— Start EXERCISE INPUT —
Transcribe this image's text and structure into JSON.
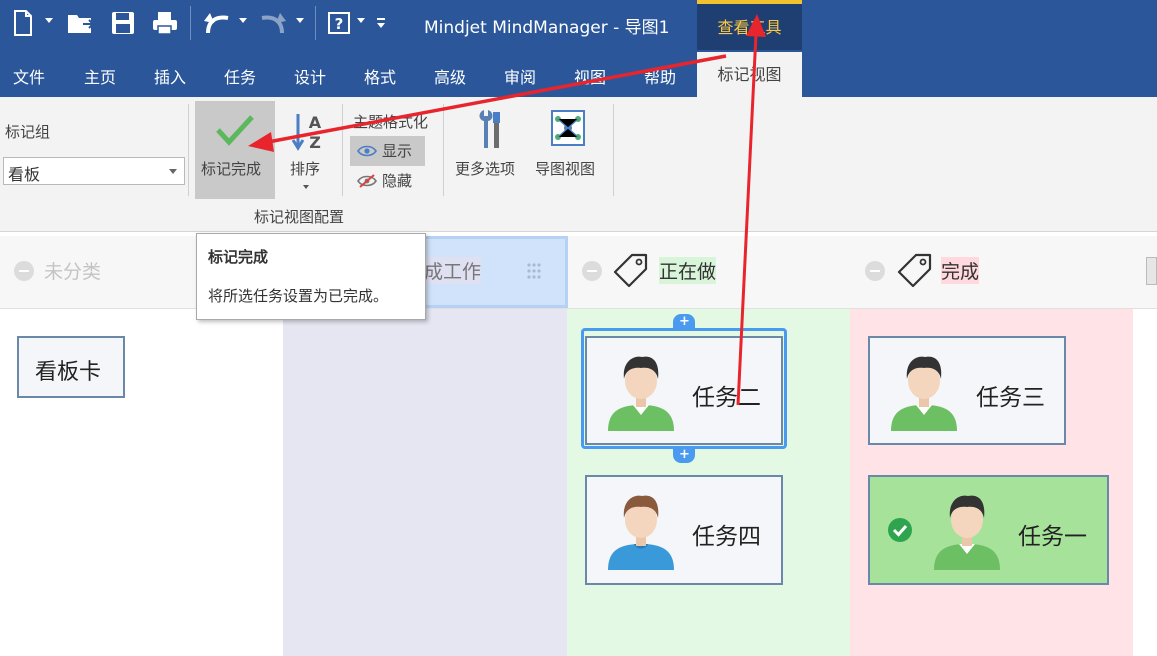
{
  "title_bar": {
    "app_title": "Mindjet MindManager - 导图1",
    "context_tab": "查看工具"
  },
  "menu": {
    "tabs": [
      "文件",
      "主页",
      "插入",
      "任务",
      "设计",
      "格式",
      "高级",
      "审阅",
      "视图",
      "帮助",
      "标记视图"
    ]
  },
  "ribbon": {
    "marker_group_label": "标记组",
    "marker_group_value": "看板",
    "mark_complete": "标记完成",
    "sort": "排序",
    "topic_format": "主题格式化",
    "show": "显示",
    "hide": "隐藏",
    "more_options": "更多选项",
    "map_view": "导图视图",
    "group_caption": "标记视图配置"
  },
  "tooltip": {
    "title": "标记完成",
    "body": "将所选任务设置为已完成。"
  },
  "board": {
    "columns": [
      {
        "label": "未分类",
        "bg": "#ffffff"
      },
      {
        "label": "成工作",
        "bg": "#e6e6f2"
      },
      {
        "label": "正在做",
        "bg": "#e4f9e4"
      },
      {
        "label": "完成",
        "bg": "#ffe3e6"
      }
    ],
    "cards": {
      "kanban": "看板卡",
      "task2": "任务二",
      "task4": "任务四",
      "task3": "任务三",
      "task1": "任务一"
    }
  },
  "colors": {
    "accent": "#2b579a",
    "context": "#ffc83d",
    "arrow": "#e8252d",
    "done_green": "#2ea44f"
  }
}
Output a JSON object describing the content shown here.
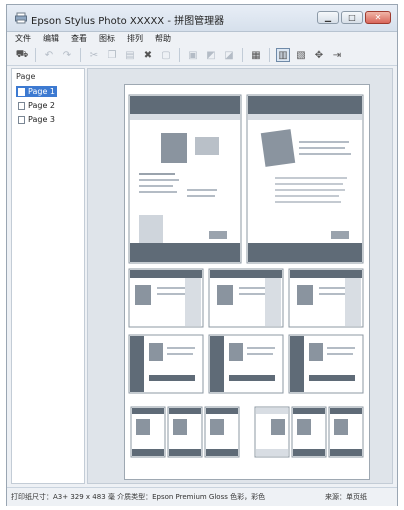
{
  "window": {
    "title": "Epson Stylus Photo XXXXX - 拼图管理器"
  },
  "menubar": [
    "文件",
    "编辑",
    "查看",
    "图标",
    "排列",
    "帮助"
  ],
  "panel": {
    "title": "Page",
    "pages": [
      "Page 1",
      "Page 2",
      "Page 3"
    ],
    "selected_index": 0
  },
  "statusbar": {
    "left": "打印纸尺寸：A3+ 329 x 483 毫  介质类型：Epson Premium Gloss 色彩，彩色",
    "right": "来源：单页纸"
  },
  "colors": {
    "accent": "#3d7ad1",
    "doc_dark": "#5f6b77",
    "doc_light": "#d8dde3",
    "photo": "#8a949f"
  },
  "icons": {
    "app": "printer-icon",
    "toolbar": [
      "select-icon",
      "undo-icon",
      "redo-icon",
      "cut-icon",
      "copy-icon",
      "paste-icon",
      "delete-icon",
      "group-icon",
      "ungroup-icon",
      "front-icon",
      "back-icon",
      "layout-icon",
      "page-view-icon",
      "thumb-view-icon",
      "settings-icon",
      "arrow-icon"
    ]
  }
}
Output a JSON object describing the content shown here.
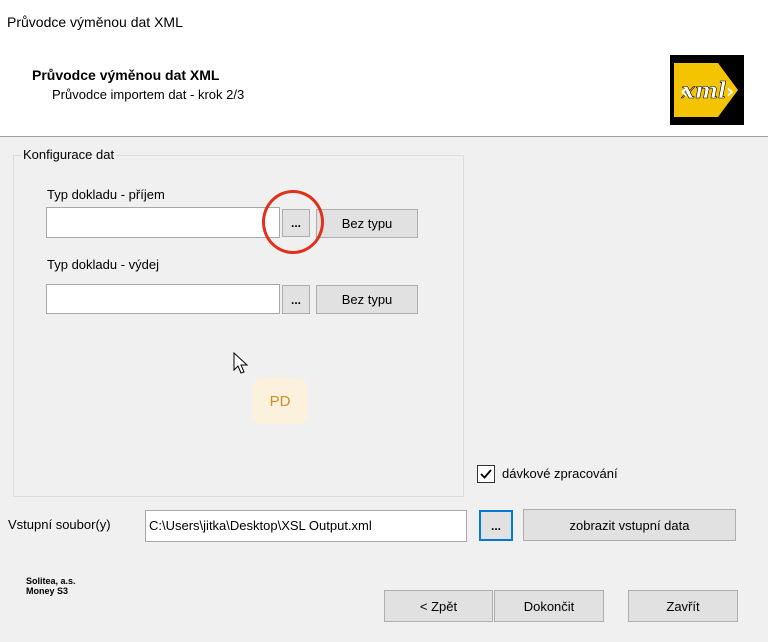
— End EXERCISE INPUT —
YOUR OBJECTIVE ▸
Return each line of the data, keeping its wording exact and omitting pictures.

WRITTEN ANSWER ▸
Transcribe this image's text and structure into JSON.
{
  "title_bar": {
    "app_title": "Mindjet MindManager - 导图1",
    "context_tab": "查看工具"
  },
  "menu": {
    "tabs": [
      "文件",
      "主页",
      "插入",
      "任务",
      "设计",
      "格式",
      "高级",
      "审阅",
      "视图",
      "帮助",
      "标记视图"
    ]
  },
  "ribbon": {
    "marker_group_label": "标记组",
    "marker_group_value": "看板",
    "mark_complete": "标记完成",
    "sort": "排序",
    "topic_format": "主题格式化",
    "show": "显示",
    "hide": "隐藏",
    "more_options": "更多选项",
    "map_view": "导图视图",
    "group_caption": "标记视图配置"
  },
  "tooltip": {
    "title": "标记完成",
    "body": "将所选任务设置为已完成。"
  },
  "board": {
    "columns": [
      {
        "label": "未分类",
        "bg": "#ffffff"
      },
      {
        "label": "成工作",
        "bg": "#e6e6f2"
      },
      {
        "label": "正在做",
        "bg": "#e4f9e4"
      },
      {
        "label": "完成",
        "bg": "#ffe3e6"
      }
    ],
    "cards": {
      "kanban": "看板卡",
      "task2": "任务二",
      "task4": "任务四",
      "task3": "任务三",
      "task1": "任务一"
    }
  },
  "colors": {
    "accent": "#2b579a",
    "context": "#ffc83d",
    "arrow": "#e8252d",
    "done_green": "#2ea44f"
  }
}
Output a JSON object describing the content shown here.
{
  "window": {
    "title": "Epson Stylus Photo XXXXX - 拼图管理器"
  },
  "menubar": [
    "文件",
    "编辑",
    "查看",
    "图标",
    "排列",
    "帮助"
  ],
  "panel": {
    "title": "Page",
    "pages": [
      "Page 1",
      "Page 2",
      "Page 3"
    ],
    "selected_index": 0
  },
  "statusbar": {
    "left": "打印纸尺寸：A3+ 329 x 483 毫  介质类型：Epson Premium Gloss 色彩，彩色",
    "right": "来源：单页纸"
  },
  "colors": {
    "accent": "#3d7ad1",
    "doc_dark": "#5f6b77",
    "doc_light": "#d8dde3",
    "photo": "#8a949f"
  },
  "icons": {
    "app": "printer-icon",
    "toolbar": [
      "select-icon",
      "undo-icon",
      "redo-icon",
      "cut-icon",
      "copy-icon",
      "paste-icon",
      "delete-icon",
      "group-icon",
      "ungroup-icon",
      "front-icon",
      "back-icon",
      "layout-icon",
      "page-view-icon",
      "thumb-view-icon",
      "settings-icon",
      "arrow-icon"
    ]
  }
}
Output a JSON object describing the content shown here.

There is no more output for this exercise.